(Data entries)
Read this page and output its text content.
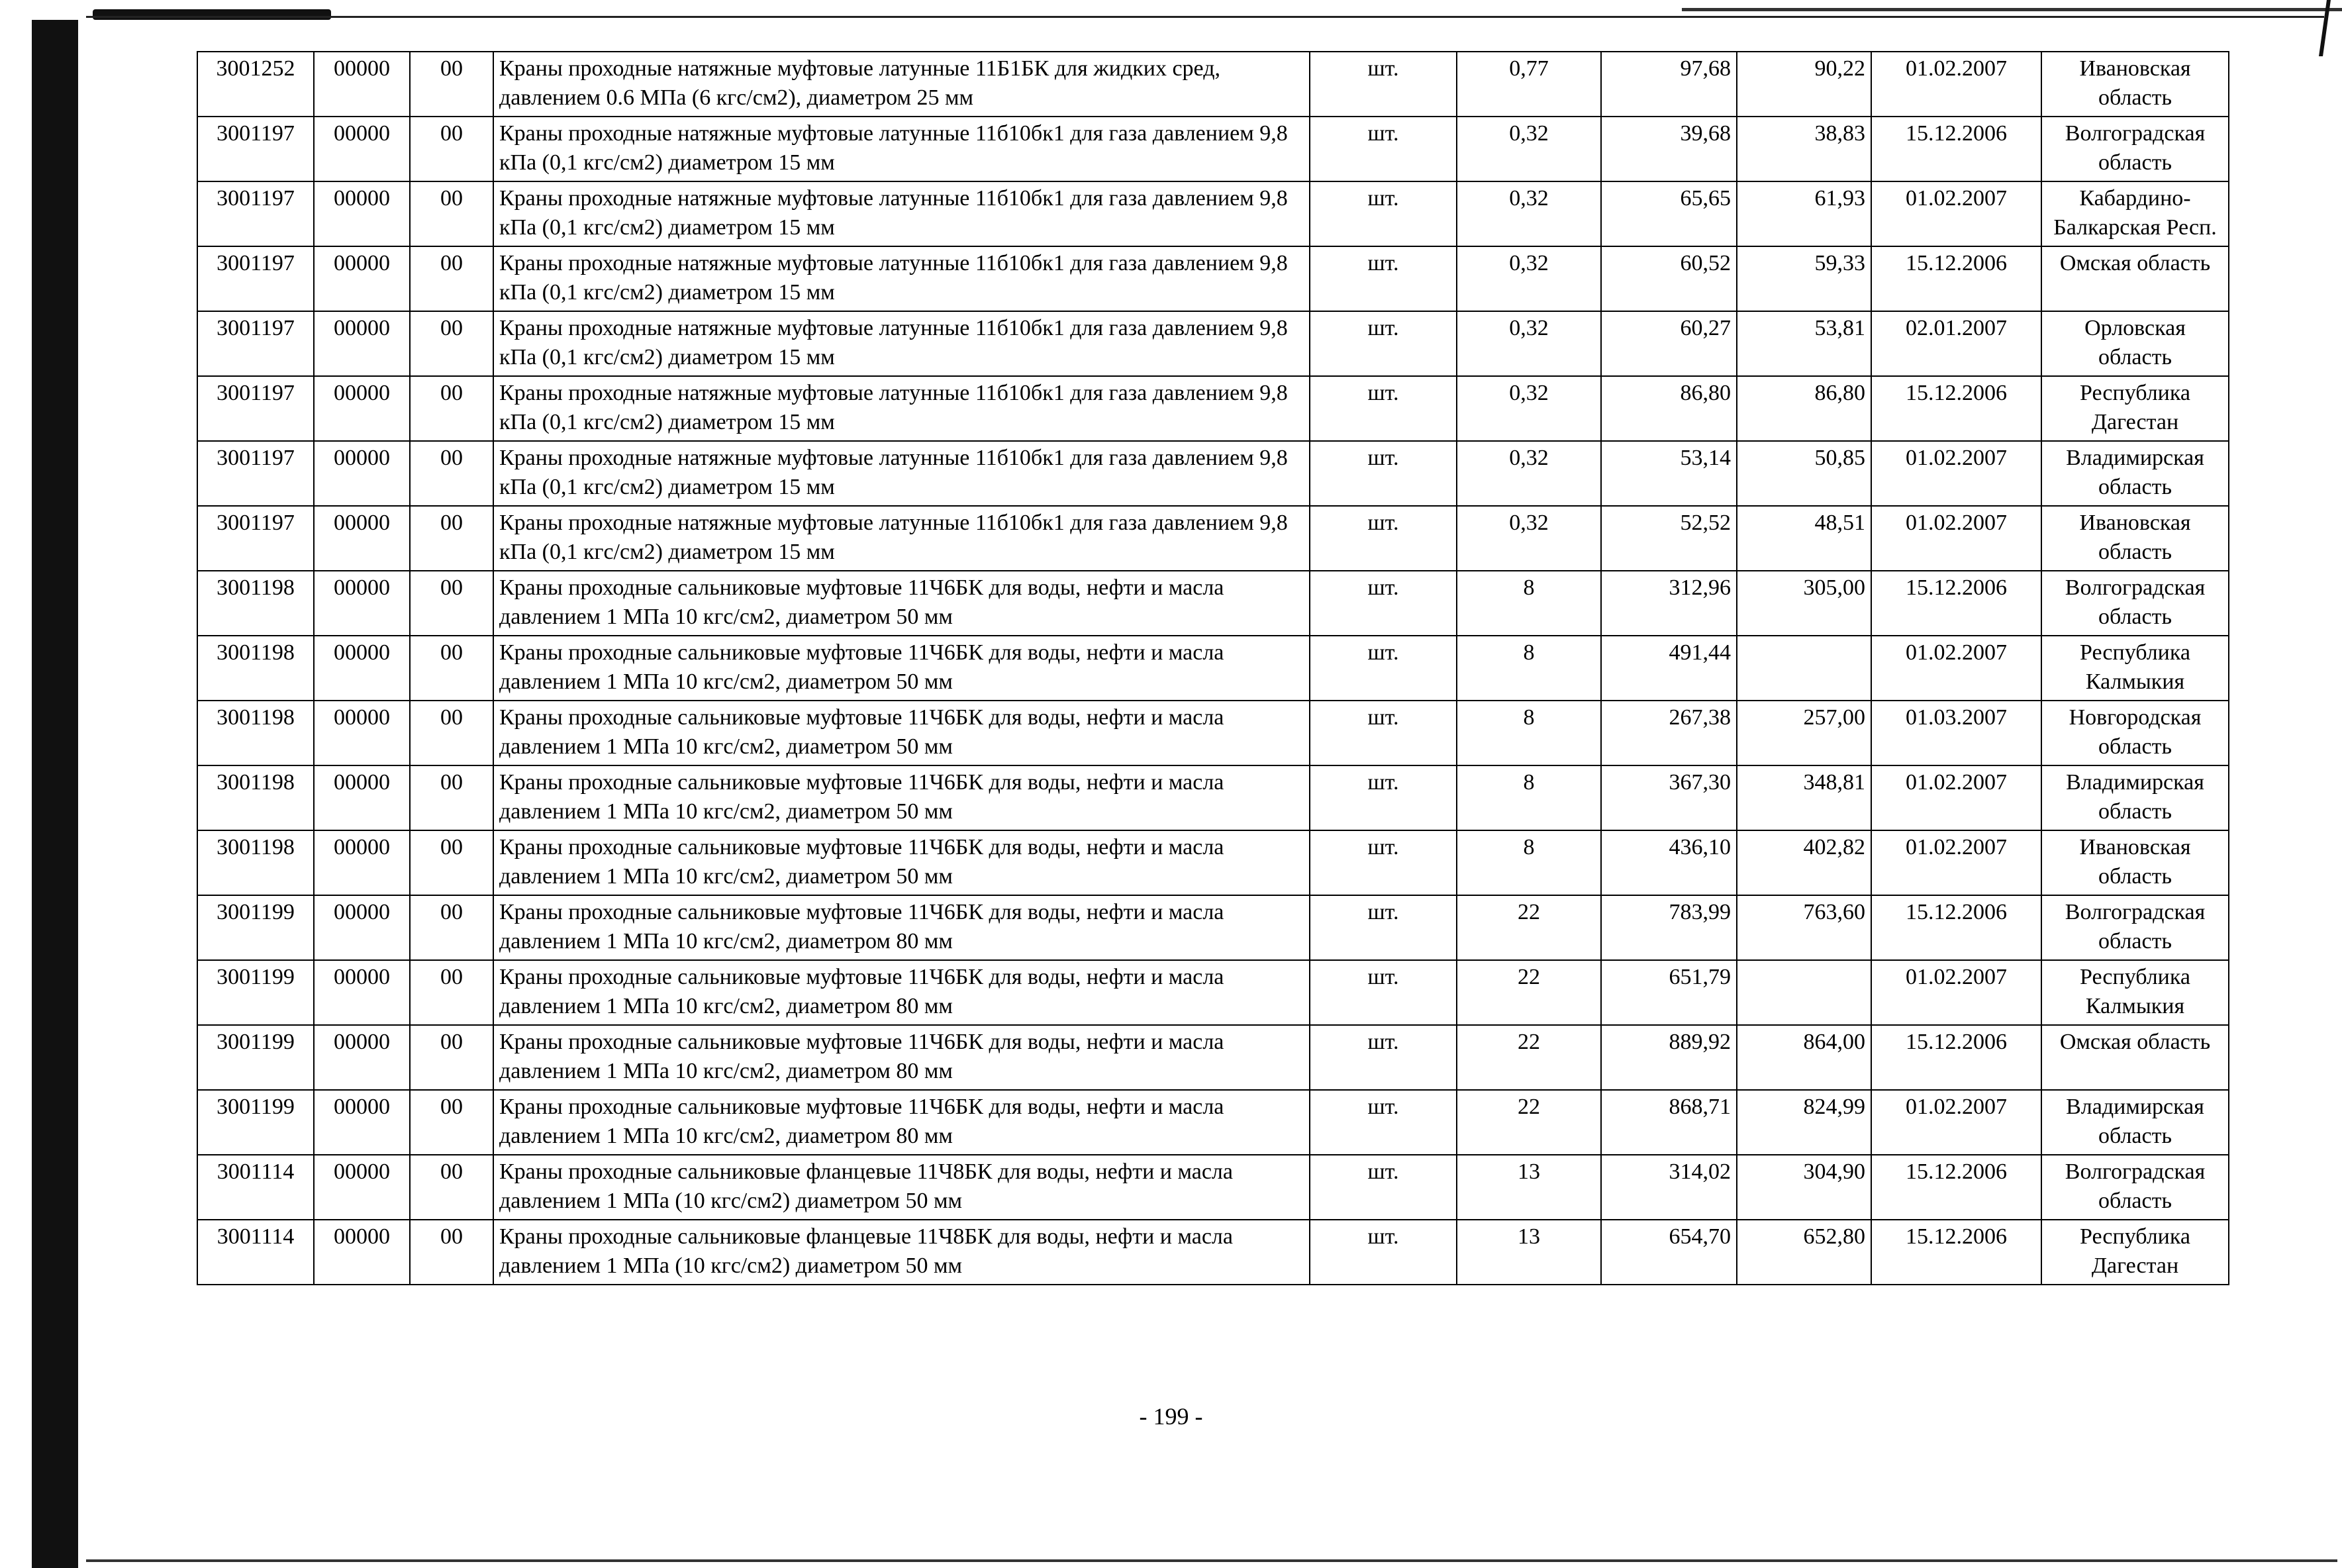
3001252	00000	00	Краны проходные натяжные муфтовые латунные 11Б1БК для жидких сред, давлением 0.6 МПа (6 кгс/см2), диаметром 25 мм	шт.	0,77	97,68	90,22	01.02.2007	Ивановская область
3001197	00000	00	Краны проходные натяжные муфтовые латунные 11б10бк1 для газа давлением 9,8 кПа (0,1 кгс/см2) диаметром 15 мм	шт.	0,32	39,68	38,83	15.12.2006	Волгоградская область
3001197	00000	00	Краны проходные натяжные муфтовые латунные 11б10бк1 для газа давлением 9,8 кПа (0,1 кгс/см2) диаметром 15 мм	шт.	0,32	65,65	61,93	01.02.2007	Кабардино-Балкарская Респ.
3001197	00000	00	Краны проходные натяжные муфтовые латунные 11б10бк1 для газа давлением 9,8 кПа (0,1 кгс/см2) диаметром 15 мм	шт.	0,32	60,52	59,33	15.12.2006	Омская область
3001197	00000	00	Краны проходные натяжные муфтовые латунные 11б10бк1 для газа давлением 9,8 кПа (0,1 кгс/см2) диаметром 15 мм	шт.	0,32	60,27	53,81	02.01.2007	Орловская область
3001197	00000	00	Краны проходные натяжные муфтовые латунные 11б10бк1 для газа давлением 9,8 кПа (0,1 кгс/см2) диаметром 15 мм	шт.	0,32	86,80	86,80	15.12.2006	Республика Дагестан
3001197	00000	00	Краны проходные натяжные муфтовые латунные 11б10бк1 для газа давлением 9,8 кПа (0,1 кгс/см2) диаметром 15 мм	шт.	0,32	53,14	50,85	01.02.2007	Владимирская область
3001197	00000	00	Краны проходные натяжные муфтовые латунные 11б10бк1 для газа давлением 9,8 кПа (0,1 кгс/см2) диаметром 15 мм	шт.	0,32	52,52	48,51	01.02.2007	Ивановская область
3001198	00000	00	Краны проходные сальниковые муфтовые 11Ч6БК для воды, нефти и масла давлением 1 МПа 10 кгс/см2, диаметром 50 мм	шт.	8	312,96	305,00	15.12.2006	Волгоградская область
3001198	00000	00	Краны проходные сальниковые муфтовые 11Ч6БК для воды, нефти и масла давлением 1 МПа 10 кгс/см2, диаметром 50 мм	шт.	8	491,44		01.02.2007	Республика Калмыкия
3001198	00000	00	Краны проходные сальниковые муфтовые 11Ч6БК для воды, нефти и масла давлением 1 МПа 10 кгс/см2, диаметром 50 мм	шт.	8	267,38	257,00	01.03.2007	Новгородская область
3001198	00000	00	Краны проходные сальниковые муфтовые 11Ч6БК для воды, нефти и масла давлением 1 МПа 10 кгс/см2, диаметром 50 мм	шт.	8	367,30	348,81	01.02.2007	Владимирская область
3001198	00000	00	Краны проходные сальниковые муфтовые 11Ч6БК для воды, нефти и масла давлением 1 МПа 10 кгс/см2, диаметром 50 мм	шт.	8	436,10	402,82	01.02.2007	Ивановская область
3001199	00000	00	Краны проходные сальниковые муфтовые 11Ч6БК для воды, нефти и масла давлением 1 МПа 10 кгс/см2, диаметром 80 мм	шт.	22	783,99	763,60	15.12.2006	Волгоградская область
3001199	00000	00	Краны проходные сальниковые муфтовые 11Ч6БК для воды, нефти и масла давлением 1 МПа 10 кгс/см2, диаметром 80 мм	шт.	22	651,79		01.02.2007	Республика Калмыкия
3001199	00000	00	Краны проходные сальниковые муфтовые 11Ч6БК для воды, нефти и масла давлением 1 МПа 10 кгс/см2, диаметром 80 мм	шт.	22	889,92	864,00	15.12.2006	Омская область
3001199	00000	00	Краны проходные сальниковые муфтовые 11Ч6БК для воды, нефти и масла давлением 1 МПа 10 кгс/см2, диаметром 80 мм	шт.	22	868,71	824,99	01.02.2007	Владимирская область
3001114	00000	00	Краны проходные сальниковые фланцевые 11Ч8БК для воды, нефти и масла давлением 1 МПа (10 кгс/см2) диаметром 50 мм	шт.	13	314,02	304,90	15.12.2006	Волгоградская область
3001114	00000	00	Краны проходные сальниковые фланцевые 11Ч8БК для воды, нефти и масла давлением 1 МПа (10 кгс/см2) диаметром 50 мм	шт.	13	654,70	652,80	15.12.2006	Республика Дагестан
- 199 -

* DIRECTIONS
Set the entries down again exactly. Do not include the images.

* SOLUTION
Read this page and output its text content.
3001252	00000	00	Краны проходные натяжные муфтовые латунные 11Б1БК для жидких сред, давлением 0.6 МПа (6 кгс/см2), диаметром 25 мм	шт.	0,77	97,68	90,22	01.02.2007	Ивановская область
3001197	00000	00	Краны проходные натяжные муфтовые латунные 11б10бк1 для газа давлением 9,8 кПа (0,1 кгс/см2) диаметром 15 мм	шт.	0,32	39,68	38,83	15.12.2006	Волгоградская область
3001197	00000	00	Краны проходные натяжные муфтовые латунные 11б10бк1 для газа давлением 9,8 кПа (0,1 кгс/см2) диаметром 15 мм	шт.	0,32	65,65	61,93	01.02.2007	Кабардино-Балкарская Респ.
3001197	00000	00	Краны проходные натяжные муфтовые латунные 11б10бк1 для газа давлением 9,8 кПа (0,1 кгс/см2) диаметром 15 мм	шт.	0,32	60,52	59,33	15.12.2006	Омская область
3001197	00000	00	Краны проходные натяжные муфтовые латунные 11б10бк1 для газа давлением 9,8 кПа (0,1 кгс/см2) диаметром 15 мм	шт.	0,32	60,27	53,81	02.01.2007	Орловская область
3001197	00000	00	Краны проходные натяжные муфтовые латунные 11б10бк1 для газа давлением 9,8 кПа (0,1 кгс/см2) диаметром 15 мм	шт.	0,32	86,80	86,80	15.12.2006	Республика Дагестан
3001197	00000	00	Краны проходные натяжные муфтовые латунные 11б10бк1 для газа давлением 9,8 кПа (0,1 кгс/см2) диаметром 15 мм	шт.	0,32	53,14	50,85	01.02.2007	Владимирская область
3001197	00000	00	Краны проходные натяжные муфтовые латунные 11б10бк1 для газа давлением 9,8 кПа (0,1 кгс/см2) диаметром 15 мм	шт.	0,32	52,52	48,51	01.02.2007	Ивановская область
3001198	00000	00	Краны проходные сальниковые муфтовые 11Ч6БК для воды, нефти и масла давлением 1 МПа 10 кгс/см2, диаметром 50 мм	шт.	8	312,96	305,00	15.12.2006	Волгоградская область
3001198	00000	00	Краны проходные сальниковые муфтовые 11Ч6БК для воды, нефти и масла давлением 1 МПа 10 кгс/см2, диаметром 50 мм	шт.	8	491,44		01.02.2007	Республика Калмыкия
3001198	00000	00	Краны проходные сальниковые муфтовые 11Ч6БК для воды, нефти и масла давлением 1 МПа 10 кгс/см2, диаметром 50 мм	шт.	8	267,38	257,00	01.03.2007	Новгородская область
3001198	00000	00	Краны проходные сальниковые муфтовые 11Ч6БК для воды, нефти и масла давлением 1 МПа 10 кгс/см2, диаметром 50 мм	шт.	8	367,30	348,81	01.02.2007	Владимирская область
3001198	00000	00	Краны проходные сальниковые муфтовые 11Ч6БК для воды, нефти и масла давлением 1 МПа 10 кгс/см2, диаметром 50 мм	шт.	8	436,10	402,82	01.02.2007	Ивановская область
3001199	00000	00	Краны проходные сальниковые муфтовые 11Ч6БК для воды, нефти и масла давлением 1 МПа 10 кгс/см2, диаметром 80 мм	шт.	22	783,99	763,60	15.12.2006	Волгоградская область
3001199	00000	00	Краны проходные сальниковые муфтовые 11Ч6БК для воды, нефти и масла давлением 1 МПа 10 кгс/см2, диаметром 80 мм	шт.	22	651,79		01.02.2007	Республика Калмыкия
3001199	00000	00	Краны проходные сальниковые муфтовые 11Ч6БК для воды, нефти и масла давлением 1 МПа 10 кгс/см2, диаметром 80 мм	шт.	22	889,92	864,00	15.12.2006	Омская область
3001199	00000	00	Краны проходные сальниковые муфтовые 11Ч6БК для воды, нефти и масла давлением 1 МПа 10 кгс/см2, диаметром 80 мм	шт.	22	868,71	824,99	01.02.2007	Владимирская область
3001114	00000	00	Краны проходные сальниковые фланцевые 11Ч8БК для воды, нефти и масла давлением 1 МПа (10 кгс/см2) диаметром 50 мм	шт.	13	314,02	304,90	15.12.2006	Волгоградская область
3001114	00000	00	Краны проходные сальниковые фланцевые 11Ч8БК для воды, нефти и масла давлением 1 МПа (10 кгс/см2) диаметром 50 мм	шт.	13	654,70	652,80	15.12.2006	Республика Дагестан
- 199 -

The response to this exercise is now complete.